Exercise requirements -> Look through the data and write out every line with the word "соблюдением" in it.

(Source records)
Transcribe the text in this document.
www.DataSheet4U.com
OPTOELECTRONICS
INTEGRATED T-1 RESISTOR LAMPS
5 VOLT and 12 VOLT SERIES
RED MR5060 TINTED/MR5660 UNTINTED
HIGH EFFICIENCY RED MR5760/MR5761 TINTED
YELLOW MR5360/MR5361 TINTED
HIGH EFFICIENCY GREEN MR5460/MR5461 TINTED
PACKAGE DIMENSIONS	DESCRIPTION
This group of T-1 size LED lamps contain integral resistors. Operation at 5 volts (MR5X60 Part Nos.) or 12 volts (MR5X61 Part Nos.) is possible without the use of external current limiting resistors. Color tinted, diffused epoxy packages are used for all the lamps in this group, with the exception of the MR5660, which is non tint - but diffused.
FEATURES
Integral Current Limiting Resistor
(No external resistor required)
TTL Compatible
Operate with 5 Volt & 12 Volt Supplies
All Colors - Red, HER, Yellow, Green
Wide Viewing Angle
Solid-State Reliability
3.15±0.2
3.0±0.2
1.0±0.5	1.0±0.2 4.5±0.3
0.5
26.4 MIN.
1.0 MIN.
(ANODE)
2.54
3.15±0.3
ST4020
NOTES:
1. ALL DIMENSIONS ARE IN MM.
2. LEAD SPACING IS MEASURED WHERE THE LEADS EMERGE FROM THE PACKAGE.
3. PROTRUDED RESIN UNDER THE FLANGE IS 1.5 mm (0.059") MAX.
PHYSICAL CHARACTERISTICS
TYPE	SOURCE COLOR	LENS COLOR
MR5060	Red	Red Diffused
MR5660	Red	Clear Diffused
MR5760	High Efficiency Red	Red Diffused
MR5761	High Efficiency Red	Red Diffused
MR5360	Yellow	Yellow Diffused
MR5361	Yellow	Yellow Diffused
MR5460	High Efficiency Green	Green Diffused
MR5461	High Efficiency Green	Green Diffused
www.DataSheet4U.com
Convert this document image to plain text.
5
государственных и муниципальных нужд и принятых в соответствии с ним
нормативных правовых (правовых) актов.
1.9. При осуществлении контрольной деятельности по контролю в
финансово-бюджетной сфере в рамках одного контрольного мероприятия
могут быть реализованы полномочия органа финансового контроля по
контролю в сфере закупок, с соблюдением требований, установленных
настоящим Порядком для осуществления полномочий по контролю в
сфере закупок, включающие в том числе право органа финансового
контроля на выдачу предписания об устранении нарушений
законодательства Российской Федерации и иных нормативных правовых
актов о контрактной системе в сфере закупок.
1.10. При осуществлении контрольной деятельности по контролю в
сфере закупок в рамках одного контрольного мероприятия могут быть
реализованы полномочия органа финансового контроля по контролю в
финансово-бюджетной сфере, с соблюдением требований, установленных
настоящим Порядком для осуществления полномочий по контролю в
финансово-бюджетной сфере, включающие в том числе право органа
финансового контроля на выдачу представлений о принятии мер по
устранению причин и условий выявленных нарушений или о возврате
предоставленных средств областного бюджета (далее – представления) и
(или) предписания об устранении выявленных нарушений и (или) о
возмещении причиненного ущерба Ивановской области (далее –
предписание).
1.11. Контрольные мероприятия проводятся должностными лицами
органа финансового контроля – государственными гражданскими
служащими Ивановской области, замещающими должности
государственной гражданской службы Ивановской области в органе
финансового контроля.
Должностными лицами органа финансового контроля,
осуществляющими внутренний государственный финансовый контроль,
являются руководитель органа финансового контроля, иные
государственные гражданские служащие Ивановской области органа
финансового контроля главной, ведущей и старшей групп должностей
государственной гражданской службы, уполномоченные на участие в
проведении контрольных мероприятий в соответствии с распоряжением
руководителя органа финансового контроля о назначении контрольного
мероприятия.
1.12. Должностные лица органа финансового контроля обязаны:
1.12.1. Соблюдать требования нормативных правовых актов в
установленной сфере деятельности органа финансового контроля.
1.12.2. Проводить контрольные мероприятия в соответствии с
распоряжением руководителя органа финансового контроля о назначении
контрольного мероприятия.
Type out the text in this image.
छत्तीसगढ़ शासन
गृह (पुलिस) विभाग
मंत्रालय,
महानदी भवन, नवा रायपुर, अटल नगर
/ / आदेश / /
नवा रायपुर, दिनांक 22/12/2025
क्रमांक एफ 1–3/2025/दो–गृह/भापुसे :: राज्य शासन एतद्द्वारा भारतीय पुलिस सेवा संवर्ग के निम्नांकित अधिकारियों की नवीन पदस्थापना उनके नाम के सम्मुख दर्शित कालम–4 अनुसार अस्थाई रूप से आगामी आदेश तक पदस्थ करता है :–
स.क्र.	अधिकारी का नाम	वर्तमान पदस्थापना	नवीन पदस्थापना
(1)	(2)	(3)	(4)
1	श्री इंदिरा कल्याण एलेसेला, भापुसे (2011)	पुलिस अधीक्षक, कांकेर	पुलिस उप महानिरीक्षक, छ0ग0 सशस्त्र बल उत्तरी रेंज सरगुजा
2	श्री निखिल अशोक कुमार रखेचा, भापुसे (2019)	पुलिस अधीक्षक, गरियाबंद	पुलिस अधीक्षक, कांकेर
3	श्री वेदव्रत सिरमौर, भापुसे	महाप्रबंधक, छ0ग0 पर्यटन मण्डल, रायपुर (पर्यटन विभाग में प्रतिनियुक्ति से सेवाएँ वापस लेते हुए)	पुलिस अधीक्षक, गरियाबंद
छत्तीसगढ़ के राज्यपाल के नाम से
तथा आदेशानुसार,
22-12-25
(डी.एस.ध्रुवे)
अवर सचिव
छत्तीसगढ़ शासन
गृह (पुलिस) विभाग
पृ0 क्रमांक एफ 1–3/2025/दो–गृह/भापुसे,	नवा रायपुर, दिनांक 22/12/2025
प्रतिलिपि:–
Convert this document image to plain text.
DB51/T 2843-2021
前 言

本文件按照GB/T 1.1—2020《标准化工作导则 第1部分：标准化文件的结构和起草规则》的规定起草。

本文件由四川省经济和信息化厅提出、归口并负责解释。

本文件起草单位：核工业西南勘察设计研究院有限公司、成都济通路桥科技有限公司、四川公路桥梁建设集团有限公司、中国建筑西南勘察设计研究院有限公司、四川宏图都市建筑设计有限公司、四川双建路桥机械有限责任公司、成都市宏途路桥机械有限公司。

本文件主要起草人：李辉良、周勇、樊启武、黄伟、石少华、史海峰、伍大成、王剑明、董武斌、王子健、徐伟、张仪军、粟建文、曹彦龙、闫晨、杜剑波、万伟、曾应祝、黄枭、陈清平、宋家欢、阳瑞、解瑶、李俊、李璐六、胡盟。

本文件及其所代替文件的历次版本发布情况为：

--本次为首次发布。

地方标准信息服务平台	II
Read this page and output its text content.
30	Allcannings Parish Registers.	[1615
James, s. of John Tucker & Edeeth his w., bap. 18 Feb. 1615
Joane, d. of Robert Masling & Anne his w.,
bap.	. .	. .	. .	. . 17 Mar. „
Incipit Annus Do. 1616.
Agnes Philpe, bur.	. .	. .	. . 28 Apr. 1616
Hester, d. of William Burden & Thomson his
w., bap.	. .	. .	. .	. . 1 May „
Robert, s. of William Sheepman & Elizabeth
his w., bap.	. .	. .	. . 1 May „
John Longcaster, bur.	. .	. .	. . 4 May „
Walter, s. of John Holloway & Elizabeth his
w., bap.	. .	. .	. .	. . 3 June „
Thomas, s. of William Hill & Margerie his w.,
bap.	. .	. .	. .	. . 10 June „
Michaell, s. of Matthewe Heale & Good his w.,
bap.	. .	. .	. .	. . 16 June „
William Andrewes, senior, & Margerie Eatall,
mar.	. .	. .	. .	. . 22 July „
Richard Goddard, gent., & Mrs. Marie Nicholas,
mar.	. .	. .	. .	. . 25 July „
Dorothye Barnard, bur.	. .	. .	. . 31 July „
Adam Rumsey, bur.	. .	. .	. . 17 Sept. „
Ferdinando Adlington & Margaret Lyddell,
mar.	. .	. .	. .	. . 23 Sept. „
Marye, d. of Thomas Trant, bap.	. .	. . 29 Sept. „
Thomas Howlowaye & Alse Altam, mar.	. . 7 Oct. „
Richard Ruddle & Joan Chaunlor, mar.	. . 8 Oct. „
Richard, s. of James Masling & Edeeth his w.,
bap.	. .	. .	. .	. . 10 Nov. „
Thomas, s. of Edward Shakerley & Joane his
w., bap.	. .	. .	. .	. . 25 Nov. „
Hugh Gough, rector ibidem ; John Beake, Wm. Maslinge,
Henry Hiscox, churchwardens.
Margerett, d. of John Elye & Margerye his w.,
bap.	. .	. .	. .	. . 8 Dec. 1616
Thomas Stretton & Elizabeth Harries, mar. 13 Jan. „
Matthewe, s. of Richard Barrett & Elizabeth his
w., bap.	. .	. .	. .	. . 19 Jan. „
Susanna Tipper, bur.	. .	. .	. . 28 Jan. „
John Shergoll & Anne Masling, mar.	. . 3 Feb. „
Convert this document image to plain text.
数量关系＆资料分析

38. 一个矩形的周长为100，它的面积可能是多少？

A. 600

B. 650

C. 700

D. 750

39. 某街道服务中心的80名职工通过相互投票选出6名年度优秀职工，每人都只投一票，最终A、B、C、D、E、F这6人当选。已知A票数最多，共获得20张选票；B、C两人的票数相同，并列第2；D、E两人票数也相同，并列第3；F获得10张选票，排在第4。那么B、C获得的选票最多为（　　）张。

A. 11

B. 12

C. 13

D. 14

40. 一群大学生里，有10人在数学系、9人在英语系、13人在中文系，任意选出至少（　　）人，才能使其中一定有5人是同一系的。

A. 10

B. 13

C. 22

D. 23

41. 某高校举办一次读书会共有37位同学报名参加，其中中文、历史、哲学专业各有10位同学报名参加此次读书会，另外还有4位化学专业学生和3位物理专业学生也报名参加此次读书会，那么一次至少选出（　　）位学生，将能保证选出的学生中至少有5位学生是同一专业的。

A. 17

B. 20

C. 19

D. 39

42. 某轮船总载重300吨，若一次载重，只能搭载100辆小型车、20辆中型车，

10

The result ->
контролю в сфере закупок, с соблюдением требований, установленных
финансово-бюджетной сфере, с соблюдением требований, установленных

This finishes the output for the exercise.